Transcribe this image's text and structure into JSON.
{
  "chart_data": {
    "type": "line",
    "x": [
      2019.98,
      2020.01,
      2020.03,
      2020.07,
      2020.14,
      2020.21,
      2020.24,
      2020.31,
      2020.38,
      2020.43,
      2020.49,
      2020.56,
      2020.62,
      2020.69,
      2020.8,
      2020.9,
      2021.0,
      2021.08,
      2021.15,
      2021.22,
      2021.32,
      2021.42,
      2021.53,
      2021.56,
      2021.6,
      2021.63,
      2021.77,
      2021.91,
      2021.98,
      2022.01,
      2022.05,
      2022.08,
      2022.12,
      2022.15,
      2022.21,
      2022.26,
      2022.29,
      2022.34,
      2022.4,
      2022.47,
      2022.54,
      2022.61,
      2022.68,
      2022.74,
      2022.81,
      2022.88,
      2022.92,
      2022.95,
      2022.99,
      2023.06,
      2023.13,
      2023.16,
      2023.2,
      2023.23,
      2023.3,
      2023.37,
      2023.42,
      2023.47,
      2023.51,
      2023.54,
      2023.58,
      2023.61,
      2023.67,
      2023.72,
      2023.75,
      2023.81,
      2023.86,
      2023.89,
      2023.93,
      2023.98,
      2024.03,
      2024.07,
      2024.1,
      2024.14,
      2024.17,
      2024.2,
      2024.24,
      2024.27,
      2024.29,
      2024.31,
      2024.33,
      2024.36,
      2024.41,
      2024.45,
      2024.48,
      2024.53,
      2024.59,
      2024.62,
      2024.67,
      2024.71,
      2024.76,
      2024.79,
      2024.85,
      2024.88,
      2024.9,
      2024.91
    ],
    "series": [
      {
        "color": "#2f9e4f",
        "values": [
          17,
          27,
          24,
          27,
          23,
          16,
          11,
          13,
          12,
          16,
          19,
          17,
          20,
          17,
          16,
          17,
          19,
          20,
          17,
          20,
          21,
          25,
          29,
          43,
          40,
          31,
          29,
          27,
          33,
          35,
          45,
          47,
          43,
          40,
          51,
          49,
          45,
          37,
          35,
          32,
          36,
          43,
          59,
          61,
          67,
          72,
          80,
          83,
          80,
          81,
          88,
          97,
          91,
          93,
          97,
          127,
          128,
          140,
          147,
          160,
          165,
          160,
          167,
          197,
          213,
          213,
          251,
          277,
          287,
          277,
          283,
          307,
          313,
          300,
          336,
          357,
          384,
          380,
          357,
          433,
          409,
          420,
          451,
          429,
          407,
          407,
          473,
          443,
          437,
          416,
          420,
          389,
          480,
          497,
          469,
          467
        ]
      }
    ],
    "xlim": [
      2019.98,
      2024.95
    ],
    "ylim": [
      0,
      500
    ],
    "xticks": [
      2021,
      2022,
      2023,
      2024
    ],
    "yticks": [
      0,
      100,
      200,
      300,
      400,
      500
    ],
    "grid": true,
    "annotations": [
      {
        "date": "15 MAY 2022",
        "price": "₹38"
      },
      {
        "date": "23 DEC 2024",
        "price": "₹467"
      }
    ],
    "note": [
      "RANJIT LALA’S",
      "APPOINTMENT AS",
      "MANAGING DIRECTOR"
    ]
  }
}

※ ※ ※

- **TASK BRIEF**: Retype all the material above precisely, with no line left out.

- **EXERCISE SOLUTION**:
Transcribe this image's text and structure into JSON.
{
  "chart_data": {
    "type": "line",
    "x": [
      2019.98,
      2020.01,
      2020.03,
      2020.07,
      2020.14,
      2020.21,
      2020.24,
      2020.31,
      2020.38,
      2020.43,
      2020.49,
      2020.56,
      2020.62,
      2020.69,
      2020.8,
      2020.9,
      2021.0,
      2021.08,
      2021.15,
      2021.22,
      2021.32,
      2021.42,
      2021.53,
      2021.56,
      2021.6,
      2021.63,
      2021.77,
      2021.91,
      2021.98,
      2022.01,
      2022.05,
      2022.08,
      2022.12,
      2022.15,
      2022.21,
      2022.26,
      2022.29,
      2022.34,
      2022.4,
      2022.47,
      2022.54,
      2022.61,
      2022.68,
      2022.74,
      2022.81,
      2022.88,
      2022.92,
      2022.95,
      2022.99,
      2023.06,
      2023.13,
      2023.16,
      2023.2,
      2023.23,
      2023.3,
      2023.37,
      2023.42,
      2023.47,
      2023.51,
      2023.54,
      2023.58,
      2023.61,
      2023.67,
      2023.72,
      2023.75,
      2023.81,
      2023.86,
      2023.89,
      2023.93,
      2023.98,
      2024.03,
      2024.07,
      2024.1,
      2024.14,
      2024.17,
      2024.2,
      2024.24,
      2024.27,
      2024.29,
      2024.31,
      2024.33,
      2024.36,
      2024.41,
      2024.45,
      2024.48,
      2024.53,
      2024.59,
      2024.62,
      2024.67,
      2024.71,
      2024.76,
      2024.79,
      2024.85,
      2024.88,
      2024.9,
      2024.91
    ],
    "series": [
      {
        "color": "#2f9e4f",
        "values": [
          17,
          27,
          24,
          27,
          23,
          16,
          11,
          13,
          12,
          16,
          19,
          17,
          20,
          17,
          16,
          17,
          19,
          20,
          17,
          20,
          21,
          25,
          29,
          43,
          40,
          31,
          29,
          27,
          33,
          35,
          45,
          47,
          43,
          40,
          51,
          49,
          45,
          37,
          35,
          32,
          36,
          43,
          59,
          61,
          67,
          72,
          80,
          83,
          80,
          81,
          88,
          97,
          91,
          93,
          97,
          127,
          128,
          140,
          147,
          160,
          165,
          160,
          167,
          197,
          213,
          213,
          251,
          277,
          287,
          277,
          283,
          307,
          313,
          300,
          336,
          357,
          384,
          380,
          357,
          433,
          409,
          420,
          451,
          429,
          407,
          407,
          473,
          443,
          437,
          416,
          420,
          389,
          480,
          497,
          469,
          467
        ]
      }
    ],
    "xlim": [
      2019.98,
      2024.95
    ],
    "ylim": [
      0,
      500
    ],
    "xticks": [
      2021,
      2022,
      2023,
      2024
    ],
    "yticks": [
      0,
      100,
      200,
      300,
      400,
      500
    ],
    "grid": true,
    "annotations": [
      {
        "date": "15 MAY 2022",
        "price": "₹38"
      },
      {
        "date": "23 DEC 2024",
        "price": "₹467"
      }
    ],
    "note": [
      "RANJIT LALA’S",
      "APPOINTMENT AS",
      "MANAGING DIRECTOR"
    ]
  }
}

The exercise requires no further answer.